:: Problem statement ::
Which lines in the material below contain the word "ходе"? Copy each of them.
— begin Data shown —
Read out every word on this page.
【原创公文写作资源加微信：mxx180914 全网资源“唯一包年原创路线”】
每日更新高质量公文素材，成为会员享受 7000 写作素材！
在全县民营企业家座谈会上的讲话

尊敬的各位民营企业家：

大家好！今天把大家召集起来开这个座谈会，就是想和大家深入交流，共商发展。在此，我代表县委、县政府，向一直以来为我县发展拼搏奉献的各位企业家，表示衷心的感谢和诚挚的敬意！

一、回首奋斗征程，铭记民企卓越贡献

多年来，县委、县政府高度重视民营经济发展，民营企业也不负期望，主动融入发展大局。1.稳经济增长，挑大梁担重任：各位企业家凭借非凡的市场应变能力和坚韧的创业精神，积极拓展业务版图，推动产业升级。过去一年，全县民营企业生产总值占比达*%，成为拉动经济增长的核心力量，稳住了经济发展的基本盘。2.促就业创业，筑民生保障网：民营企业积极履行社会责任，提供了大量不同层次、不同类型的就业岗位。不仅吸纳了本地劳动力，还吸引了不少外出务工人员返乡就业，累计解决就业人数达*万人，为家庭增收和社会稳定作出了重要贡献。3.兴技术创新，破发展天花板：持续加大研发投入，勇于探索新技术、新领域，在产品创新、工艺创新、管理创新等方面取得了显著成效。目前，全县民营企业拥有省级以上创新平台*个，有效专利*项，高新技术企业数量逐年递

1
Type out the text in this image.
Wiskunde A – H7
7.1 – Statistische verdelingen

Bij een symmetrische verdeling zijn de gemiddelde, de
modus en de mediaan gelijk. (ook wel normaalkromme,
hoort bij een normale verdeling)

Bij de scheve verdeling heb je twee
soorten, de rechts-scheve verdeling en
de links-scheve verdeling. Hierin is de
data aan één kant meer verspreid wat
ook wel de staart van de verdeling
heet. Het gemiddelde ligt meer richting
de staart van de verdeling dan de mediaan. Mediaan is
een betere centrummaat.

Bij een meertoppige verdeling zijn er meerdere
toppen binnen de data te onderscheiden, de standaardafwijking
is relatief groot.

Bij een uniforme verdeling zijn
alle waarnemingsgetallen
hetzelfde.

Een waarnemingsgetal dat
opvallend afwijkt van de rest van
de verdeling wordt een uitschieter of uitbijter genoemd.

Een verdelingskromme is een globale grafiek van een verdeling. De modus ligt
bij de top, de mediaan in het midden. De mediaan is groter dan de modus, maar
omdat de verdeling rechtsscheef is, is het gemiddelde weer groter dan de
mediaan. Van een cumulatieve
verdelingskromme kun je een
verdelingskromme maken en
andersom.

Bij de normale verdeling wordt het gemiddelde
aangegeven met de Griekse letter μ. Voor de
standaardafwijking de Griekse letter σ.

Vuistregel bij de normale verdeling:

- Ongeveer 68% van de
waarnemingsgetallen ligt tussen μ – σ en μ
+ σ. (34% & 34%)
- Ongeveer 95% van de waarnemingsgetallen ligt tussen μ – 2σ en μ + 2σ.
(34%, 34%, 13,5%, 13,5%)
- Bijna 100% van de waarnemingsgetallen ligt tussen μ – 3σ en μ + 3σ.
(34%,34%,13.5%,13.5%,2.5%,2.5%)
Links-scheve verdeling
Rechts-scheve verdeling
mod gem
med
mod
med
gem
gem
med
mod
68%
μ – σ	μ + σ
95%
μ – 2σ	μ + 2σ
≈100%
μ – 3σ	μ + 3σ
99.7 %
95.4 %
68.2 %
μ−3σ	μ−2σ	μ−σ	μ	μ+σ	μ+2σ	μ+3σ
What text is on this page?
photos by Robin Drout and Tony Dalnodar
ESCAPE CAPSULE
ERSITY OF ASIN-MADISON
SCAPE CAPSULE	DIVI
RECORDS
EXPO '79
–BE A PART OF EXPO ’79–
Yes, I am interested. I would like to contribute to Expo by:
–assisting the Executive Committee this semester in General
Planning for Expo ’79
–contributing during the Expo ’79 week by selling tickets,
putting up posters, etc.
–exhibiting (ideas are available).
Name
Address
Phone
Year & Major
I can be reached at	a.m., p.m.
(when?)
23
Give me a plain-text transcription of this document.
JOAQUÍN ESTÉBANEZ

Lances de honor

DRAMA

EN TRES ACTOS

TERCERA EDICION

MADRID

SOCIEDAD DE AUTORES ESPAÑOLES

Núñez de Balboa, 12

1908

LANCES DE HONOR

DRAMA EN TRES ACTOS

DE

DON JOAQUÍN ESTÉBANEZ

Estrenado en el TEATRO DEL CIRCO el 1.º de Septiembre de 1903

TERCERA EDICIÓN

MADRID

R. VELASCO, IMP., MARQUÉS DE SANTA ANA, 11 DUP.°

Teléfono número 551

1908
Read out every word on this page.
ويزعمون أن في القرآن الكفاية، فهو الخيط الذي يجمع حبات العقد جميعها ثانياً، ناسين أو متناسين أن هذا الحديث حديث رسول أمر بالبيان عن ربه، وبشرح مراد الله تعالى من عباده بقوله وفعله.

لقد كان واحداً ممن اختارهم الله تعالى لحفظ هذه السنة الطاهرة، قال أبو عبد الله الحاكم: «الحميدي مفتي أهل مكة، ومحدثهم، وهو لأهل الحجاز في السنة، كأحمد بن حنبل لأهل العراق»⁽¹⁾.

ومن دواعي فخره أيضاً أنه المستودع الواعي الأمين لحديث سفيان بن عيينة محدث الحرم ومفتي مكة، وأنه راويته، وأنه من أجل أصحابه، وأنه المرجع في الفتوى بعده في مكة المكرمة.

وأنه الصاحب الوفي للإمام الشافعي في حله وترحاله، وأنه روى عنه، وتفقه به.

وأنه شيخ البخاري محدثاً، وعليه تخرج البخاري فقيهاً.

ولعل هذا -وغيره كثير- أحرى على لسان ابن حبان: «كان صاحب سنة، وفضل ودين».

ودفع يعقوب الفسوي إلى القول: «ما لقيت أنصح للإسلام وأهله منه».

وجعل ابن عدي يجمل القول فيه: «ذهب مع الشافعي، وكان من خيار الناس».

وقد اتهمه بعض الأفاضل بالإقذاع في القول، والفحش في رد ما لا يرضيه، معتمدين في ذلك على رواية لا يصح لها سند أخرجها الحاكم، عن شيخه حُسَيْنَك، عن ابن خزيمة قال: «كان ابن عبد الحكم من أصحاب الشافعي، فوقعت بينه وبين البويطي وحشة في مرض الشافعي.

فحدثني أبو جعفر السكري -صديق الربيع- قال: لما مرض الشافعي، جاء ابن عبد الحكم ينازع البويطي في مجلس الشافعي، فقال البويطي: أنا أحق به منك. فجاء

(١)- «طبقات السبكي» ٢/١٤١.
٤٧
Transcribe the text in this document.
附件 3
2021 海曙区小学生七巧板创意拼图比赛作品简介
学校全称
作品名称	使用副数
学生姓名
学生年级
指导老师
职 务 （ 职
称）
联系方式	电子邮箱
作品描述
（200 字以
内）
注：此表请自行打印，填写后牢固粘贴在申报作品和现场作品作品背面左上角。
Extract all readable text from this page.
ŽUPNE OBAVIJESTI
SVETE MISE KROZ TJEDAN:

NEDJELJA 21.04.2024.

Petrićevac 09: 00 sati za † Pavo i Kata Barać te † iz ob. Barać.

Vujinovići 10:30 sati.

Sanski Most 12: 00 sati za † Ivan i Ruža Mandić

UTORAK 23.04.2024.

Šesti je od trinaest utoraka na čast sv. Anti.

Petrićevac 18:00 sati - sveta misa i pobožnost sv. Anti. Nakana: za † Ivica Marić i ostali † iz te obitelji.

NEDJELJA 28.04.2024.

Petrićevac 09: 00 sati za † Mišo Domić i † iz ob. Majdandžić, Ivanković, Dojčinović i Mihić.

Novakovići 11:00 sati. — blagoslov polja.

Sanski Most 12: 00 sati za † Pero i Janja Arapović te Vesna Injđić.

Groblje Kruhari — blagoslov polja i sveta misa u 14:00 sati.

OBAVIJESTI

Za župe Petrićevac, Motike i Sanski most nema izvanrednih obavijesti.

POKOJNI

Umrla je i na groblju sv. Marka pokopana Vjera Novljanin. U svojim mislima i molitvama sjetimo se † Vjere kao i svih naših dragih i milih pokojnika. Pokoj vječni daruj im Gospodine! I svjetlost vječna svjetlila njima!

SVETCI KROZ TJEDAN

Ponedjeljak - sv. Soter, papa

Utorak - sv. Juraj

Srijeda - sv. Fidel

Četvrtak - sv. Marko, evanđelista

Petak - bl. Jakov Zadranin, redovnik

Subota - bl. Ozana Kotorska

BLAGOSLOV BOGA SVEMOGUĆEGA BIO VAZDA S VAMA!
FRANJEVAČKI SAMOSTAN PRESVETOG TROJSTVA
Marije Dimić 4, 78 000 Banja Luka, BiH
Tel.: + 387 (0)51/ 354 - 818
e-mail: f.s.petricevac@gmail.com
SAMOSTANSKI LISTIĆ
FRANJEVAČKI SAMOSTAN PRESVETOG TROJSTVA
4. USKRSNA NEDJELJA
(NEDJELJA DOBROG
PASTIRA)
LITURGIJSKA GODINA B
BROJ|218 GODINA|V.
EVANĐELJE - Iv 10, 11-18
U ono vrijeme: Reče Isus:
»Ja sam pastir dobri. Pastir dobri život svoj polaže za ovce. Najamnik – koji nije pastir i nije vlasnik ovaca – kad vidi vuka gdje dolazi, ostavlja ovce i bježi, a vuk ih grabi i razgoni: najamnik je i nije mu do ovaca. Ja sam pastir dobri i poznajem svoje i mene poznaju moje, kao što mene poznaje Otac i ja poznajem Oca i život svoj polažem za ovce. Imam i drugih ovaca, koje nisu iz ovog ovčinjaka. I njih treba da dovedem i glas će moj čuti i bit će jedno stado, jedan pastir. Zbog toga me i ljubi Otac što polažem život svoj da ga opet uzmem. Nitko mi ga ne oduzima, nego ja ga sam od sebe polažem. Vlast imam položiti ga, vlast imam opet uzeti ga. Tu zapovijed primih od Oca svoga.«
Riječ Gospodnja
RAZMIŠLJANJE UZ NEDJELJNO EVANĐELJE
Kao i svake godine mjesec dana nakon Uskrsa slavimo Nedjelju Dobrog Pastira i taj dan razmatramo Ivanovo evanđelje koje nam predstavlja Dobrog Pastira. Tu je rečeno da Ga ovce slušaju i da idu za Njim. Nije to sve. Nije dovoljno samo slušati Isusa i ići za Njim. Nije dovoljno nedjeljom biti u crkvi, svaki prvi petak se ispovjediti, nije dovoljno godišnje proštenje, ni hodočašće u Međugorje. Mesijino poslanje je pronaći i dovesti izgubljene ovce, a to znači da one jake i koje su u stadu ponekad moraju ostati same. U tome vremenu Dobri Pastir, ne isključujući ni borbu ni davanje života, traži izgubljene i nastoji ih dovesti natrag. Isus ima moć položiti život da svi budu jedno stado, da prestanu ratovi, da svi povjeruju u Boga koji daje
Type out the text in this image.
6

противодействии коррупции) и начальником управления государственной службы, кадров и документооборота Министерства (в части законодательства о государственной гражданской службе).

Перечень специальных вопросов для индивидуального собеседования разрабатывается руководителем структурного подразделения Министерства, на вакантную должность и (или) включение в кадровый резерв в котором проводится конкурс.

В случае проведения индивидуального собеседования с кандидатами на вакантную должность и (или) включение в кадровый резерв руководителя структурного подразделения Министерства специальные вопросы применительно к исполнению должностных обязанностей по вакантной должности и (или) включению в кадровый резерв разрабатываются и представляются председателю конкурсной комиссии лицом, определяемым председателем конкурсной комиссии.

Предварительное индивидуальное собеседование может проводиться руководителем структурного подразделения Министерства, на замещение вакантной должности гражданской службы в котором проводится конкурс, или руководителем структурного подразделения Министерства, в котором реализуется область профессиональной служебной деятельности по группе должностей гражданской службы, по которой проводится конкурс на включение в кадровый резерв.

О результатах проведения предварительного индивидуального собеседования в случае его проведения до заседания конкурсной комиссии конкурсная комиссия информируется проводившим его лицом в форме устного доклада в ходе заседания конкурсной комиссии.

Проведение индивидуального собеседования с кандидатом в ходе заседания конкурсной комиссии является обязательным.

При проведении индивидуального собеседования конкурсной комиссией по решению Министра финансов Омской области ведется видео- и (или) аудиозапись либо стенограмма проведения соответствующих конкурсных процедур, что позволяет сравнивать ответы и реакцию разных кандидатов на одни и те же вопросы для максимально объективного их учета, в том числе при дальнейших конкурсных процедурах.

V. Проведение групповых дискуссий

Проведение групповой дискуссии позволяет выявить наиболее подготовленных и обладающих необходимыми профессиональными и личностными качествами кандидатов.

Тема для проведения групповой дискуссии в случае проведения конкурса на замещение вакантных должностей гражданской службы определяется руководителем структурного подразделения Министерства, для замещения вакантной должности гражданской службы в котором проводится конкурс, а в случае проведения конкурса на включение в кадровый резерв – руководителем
— end Data shown —
:: The solution ::
О результатах проведения предварительного индивидуального собеседования в случае его проведения до заседания конкурсной комиссии конкурсная комиссия информируется проводившим его лицом в форме устного доклада в ходе заседания конкурсной комиссии.
Проведение индивидуального собеседования с кандидатом в ходе заседания конкурсной комиссии является обязательным.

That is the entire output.